Exercise requirements - Only lines holding the string "Path" are wanted; copy each one from the material.

(Stored dataset items)
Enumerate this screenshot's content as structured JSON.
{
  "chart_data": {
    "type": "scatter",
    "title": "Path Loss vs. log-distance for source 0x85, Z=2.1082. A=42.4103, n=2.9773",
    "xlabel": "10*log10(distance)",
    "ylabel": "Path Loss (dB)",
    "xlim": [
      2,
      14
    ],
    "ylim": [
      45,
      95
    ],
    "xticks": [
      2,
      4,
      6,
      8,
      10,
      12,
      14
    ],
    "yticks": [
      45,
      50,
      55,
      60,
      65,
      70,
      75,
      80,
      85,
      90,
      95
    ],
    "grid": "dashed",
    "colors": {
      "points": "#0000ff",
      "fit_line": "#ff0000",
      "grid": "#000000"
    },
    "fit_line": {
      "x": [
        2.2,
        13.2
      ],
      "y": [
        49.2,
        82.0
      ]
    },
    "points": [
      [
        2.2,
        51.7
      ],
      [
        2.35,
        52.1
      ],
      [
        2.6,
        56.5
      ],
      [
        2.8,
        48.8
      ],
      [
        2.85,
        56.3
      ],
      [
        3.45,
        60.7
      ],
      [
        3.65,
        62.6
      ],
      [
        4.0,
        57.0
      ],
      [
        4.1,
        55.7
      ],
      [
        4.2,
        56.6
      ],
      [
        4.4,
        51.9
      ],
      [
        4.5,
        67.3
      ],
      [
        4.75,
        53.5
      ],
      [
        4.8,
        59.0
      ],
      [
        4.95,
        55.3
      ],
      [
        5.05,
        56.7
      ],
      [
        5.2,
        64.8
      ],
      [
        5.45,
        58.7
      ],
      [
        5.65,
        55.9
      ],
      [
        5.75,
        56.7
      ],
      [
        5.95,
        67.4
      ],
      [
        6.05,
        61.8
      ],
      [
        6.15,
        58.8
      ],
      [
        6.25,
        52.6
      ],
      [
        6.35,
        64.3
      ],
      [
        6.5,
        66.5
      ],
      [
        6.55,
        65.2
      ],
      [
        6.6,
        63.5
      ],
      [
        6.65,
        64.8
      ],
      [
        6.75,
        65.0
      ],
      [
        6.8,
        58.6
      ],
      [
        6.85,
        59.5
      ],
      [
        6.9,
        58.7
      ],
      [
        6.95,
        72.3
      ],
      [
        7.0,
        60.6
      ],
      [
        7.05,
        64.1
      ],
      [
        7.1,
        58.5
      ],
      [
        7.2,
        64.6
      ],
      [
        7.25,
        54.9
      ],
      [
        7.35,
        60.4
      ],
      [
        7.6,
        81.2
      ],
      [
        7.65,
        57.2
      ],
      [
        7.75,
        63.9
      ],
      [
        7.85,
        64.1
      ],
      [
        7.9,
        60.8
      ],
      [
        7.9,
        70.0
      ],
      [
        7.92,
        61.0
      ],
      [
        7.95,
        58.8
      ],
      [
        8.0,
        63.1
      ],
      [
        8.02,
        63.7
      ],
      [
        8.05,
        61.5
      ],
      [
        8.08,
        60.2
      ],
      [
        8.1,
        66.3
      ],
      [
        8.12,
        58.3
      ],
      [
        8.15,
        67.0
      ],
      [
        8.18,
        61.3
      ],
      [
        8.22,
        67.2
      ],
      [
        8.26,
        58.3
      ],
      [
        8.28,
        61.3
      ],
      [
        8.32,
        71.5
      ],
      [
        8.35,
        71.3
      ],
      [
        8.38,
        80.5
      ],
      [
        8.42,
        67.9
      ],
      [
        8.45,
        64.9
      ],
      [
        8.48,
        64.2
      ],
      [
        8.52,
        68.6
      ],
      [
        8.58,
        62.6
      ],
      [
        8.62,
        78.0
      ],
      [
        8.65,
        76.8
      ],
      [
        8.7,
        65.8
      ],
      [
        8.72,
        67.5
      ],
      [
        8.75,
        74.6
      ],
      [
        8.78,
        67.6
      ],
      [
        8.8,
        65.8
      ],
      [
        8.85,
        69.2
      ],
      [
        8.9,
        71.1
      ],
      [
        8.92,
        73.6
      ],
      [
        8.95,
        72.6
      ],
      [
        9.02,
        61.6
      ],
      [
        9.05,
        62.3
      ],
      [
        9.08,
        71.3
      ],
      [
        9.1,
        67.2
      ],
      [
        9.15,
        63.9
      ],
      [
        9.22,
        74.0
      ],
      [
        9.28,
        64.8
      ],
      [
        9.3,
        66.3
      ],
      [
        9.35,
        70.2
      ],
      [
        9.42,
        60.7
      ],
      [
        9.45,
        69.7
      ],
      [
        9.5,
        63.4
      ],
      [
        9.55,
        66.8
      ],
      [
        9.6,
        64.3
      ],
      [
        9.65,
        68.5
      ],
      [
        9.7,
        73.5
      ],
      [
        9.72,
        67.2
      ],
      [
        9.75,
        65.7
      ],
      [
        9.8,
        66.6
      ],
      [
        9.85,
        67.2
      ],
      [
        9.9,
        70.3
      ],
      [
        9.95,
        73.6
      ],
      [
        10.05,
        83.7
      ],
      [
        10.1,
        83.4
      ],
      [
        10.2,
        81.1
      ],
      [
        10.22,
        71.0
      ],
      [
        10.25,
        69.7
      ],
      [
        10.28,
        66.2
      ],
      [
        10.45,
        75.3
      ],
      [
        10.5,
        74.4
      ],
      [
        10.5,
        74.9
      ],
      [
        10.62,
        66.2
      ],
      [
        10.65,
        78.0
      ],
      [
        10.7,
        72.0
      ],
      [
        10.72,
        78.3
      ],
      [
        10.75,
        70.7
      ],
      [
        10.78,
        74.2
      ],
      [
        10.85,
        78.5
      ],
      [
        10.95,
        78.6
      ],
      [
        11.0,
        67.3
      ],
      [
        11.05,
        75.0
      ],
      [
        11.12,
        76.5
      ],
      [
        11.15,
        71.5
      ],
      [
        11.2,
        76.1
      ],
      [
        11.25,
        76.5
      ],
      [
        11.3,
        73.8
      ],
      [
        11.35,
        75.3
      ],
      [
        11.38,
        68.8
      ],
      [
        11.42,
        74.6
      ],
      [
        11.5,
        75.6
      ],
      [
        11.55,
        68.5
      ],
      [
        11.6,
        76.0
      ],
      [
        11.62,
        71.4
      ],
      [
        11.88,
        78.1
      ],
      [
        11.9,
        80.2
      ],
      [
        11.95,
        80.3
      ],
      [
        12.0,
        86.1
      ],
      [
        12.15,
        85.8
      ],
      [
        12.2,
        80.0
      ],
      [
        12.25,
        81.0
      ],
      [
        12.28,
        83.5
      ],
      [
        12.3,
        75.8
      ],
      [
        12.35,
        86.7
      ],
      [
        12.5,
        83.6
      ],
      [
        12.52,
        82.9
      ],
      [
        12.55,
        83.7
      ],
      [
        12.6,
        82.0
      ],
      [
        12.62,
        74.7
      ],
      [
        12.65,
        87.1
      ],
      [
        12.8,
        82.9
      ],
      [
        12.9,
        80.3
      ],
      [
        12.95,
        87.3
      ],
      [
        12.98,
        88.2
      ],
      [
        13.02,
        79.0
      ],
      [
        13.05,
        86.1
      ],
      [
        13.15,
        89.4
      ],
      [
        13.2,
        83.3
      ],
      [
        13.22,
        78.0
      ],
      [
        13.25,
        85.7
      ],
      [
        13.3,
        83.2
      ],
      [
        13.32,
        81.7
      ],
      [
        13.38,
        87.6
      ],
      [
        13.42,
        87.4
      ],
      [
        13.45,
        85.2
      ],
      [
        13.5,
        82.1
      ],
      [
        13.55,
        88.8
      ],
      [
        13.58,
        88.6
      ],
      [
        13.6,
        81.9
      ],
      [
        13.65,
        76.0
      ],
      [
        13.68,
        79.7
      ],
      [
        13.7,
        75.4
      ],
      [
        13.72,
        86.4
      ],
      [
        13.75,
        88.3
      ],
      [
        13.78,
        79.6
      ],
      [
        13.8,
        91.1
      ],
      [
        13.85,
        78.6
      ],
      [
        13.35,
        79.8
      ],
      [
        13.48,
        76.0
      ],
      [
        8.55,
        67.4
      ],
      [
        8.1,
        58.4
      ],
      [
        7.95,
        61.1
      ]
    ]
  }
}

The response -
    "title": "Path Loss vs. log-distance for source 0x85, Z=2.1082. A=42.4103, n=2.9773",
    "ylabel": "Path Loss (dB)",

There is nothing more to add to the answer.